WHAT IS BEING ASKED -
In the library card blog post, rewrite the passage that begins with "And it's fun!  I" and ends with "synopsis on wikipedia).", changing "TEEN" to "YOUNG ADULT".

EXCERPTED TEXT -
■ ■ ■

Sunday, May 22, 2011

Library card workout

I may have a little bit of an obsessive personality.  That is to say, when I decide I love something, I really love it.  Examples:
  • I have a favorite restaurant in every city, and one thing I order at each one.  There is no reason to go anywhere else, or try anything new.  
  • I started dancing in April or May of my freshman year of high school.  A year later I was dancing 3 or 4 hours a day after school, auditioning for summer dance intensives, and planning my life as a dancer. 
  • I knew Travis was my husband the day after our first date.  
  • How many times have I blogged about Sasquatch?
I like to think that I'm pretty good at choosing my favorite things.  You might accuse me of being boring, but not unhealthy.  I currently go to Jazzercise five days a week, which might cause me to start singing Shakira in the grocery store, but is probably not on anyone's list of harmful activities.  On that note, my big kick since moving back to Spokane is going to the library.  The public library a few blocks from my work has a very respectable Books on CD section, which initially drew me in.  During travel season, I went through about 2 books a week.  But now I've discovered book books.  I say "discovered," because, though I have always loved to read, I haven't been much of a reader the past few years.  
  • I fell victim to the "required reading" curse in college, and had trouble finding the will to read for pleasure again afterword. 
  • When I did read for fun during or after college, I often tried to read the books friends recommended, so as to learn and grow.  I worked really hard at pushing my way through books like The Count of Monte Cristo and Blue Like Jazz.  These might be your favorite books, and I feel terrible for saying this, but I did not enjoy reading them, even if I was learning and growing.
  • Then there was the headache fog, in which reading became painful, if not impossible.   
But after listening to all those books on CD this fall, I was hooked.  I borrowed a few more from the library after travel season ended before I realized that my car doesn't have a CD player, and it was weird to sit around my house in the evenings listening to books (via headphones) on my computer.  So I went back and swapped the CDs for books.  Turns out, reading is no longer compulsory, and as long as I don't have one of the very worst headaches, a book can be a good distraction.

And it's fun!  I am resolving not to feel guilty for:
  • quitting a book 50 pages in if it has no likeable characters, or 
  • skipping a section if it's boring, or 
  • reading books from the section marked TEEN.  
I am also only reading books recommended to me that actually sound interesting to me (and still sound interesting after I've read the plot synopsis on wikipedia). 

I have read a lot of delightful books this year, most of which are not close to being revered as classics or "modern classics" or "the classics of the future."  Every time I break my resolve and read a book because I feel like I should, or stick with one that "everyone loves," it saps a little bit of reading pleasure (How oh how is it that E.M. Forster thought the joyless Howard's End was his best novel, and not the way-less-annoying A Room With a View?).  That is why it is important to remain firm.  (And by remain firm, I mean read whatever you want).

■ ■ ■

EXTRACTED INFORMATION -
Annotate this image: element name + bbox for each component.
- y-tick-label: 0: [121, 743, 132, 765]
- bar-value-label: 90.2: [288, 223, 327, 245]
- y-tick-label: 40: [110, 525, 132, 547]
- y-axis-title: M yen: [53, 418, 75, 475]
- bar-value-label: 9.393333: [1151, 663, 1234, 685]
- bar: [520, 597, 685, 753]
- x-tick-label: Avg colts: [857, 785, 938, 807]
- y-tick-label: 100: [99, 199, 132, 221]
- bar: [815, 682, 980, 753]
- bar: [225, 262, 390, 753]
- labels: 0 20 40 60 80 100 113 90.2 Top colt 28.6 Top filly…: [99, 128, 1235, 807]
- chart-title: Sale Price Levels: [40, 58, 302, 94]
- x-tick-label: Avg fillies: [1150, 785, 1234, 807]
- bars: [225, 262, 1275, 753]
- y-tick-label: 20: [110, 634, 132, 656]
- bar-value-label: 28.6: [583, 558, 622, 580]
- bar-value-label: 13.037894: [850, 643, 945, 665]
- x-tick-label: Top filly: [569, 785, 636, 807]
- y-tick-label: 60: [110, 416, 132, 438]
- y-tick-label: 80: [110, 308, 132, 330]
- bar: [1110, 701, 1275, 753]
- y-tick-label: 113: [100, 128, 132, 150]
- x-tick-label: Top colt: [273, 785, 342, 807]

■ ■ ■

THE ANSWER -
And it's fun!  I am resolving not to feel guilty for:
  • quitting a book 50 pages in if it has no likeable characters, or 
  • skipping a section if it's boring, or 
  • reading books from the section marked YOUNG ADULT.  
I am also only reading books recommended to me that actually sound interesting to me (and still sound interesting after I've read the plot synopsis on wikipedia).